◆ **EXERCISE DIRECTIONS**
Quote the full listing word for word.

◆ **MATERIAL TO PROCESS**
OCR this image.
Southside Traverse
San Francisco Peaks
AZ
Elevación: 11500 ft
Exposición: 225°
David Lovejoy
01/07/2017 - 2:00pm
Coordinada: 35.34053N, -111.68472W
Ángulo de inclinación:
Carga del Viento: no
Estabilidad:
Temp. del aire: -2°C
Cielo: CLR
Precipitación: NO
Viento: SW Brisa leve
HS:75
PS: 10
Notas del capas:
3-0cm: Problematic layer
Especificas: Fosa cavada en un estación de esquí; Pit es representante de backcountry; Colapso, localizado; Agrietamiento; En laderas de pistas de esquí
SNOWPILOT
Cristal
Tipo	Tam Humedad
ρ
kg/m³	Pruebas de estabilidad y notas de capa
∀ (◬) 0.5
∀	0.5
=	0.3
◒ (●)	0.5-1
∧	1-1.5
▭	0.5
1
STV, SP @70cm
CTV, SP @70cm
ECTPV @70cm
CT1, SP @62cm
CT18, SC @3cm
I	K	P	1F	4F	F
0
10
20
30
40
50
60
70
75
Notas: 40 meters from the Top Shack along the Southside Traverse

◆ **WRITTEN SOLUTION**
OCR this image.
Southside Traverse
San Francisco Peaks
AZ
Elevación: 11500 ft
Exposición: 225°
David Lovejoy
01/07/2017 - 2:00pm
Coordinada: 35.34053N, -111.68472W
Ángulo de inclinación:
Carga del Viento: no
Estabilidad:
Temp. del aire: -2°C
Cielo: CLR
Precipitación: NO
Viento: SW Brisa leve
HS:75
PS: 10
Notas del capas:
3-0cm: Problematic layer
Especificas: Fosa cavada en un estación de esquí; Pit es representante de backcountry; Colapso, localizado; Agrietamiento; En laderas de pistas de esquí
SNOWPILOT
Cristal
Tipo	Tam Humedad
ρ
kg/m³	Pruebas de estabilidad y notas de capa
∀ (◬) 0.5
∀	0.5
=	0.3
◒ (●)	0.5-1
∧	1-1.5
▭	0.5
1
STV, SP @70cm
CTV, SP @70cm
ECTPV @70cm
CT1, SP @62cm
CT18, SC @3cm
I	K	P	1F	4F	F
0
10
20
30
40
50
60
70
75
Notas: 40 meters from the Top Shack along the Southside Traverse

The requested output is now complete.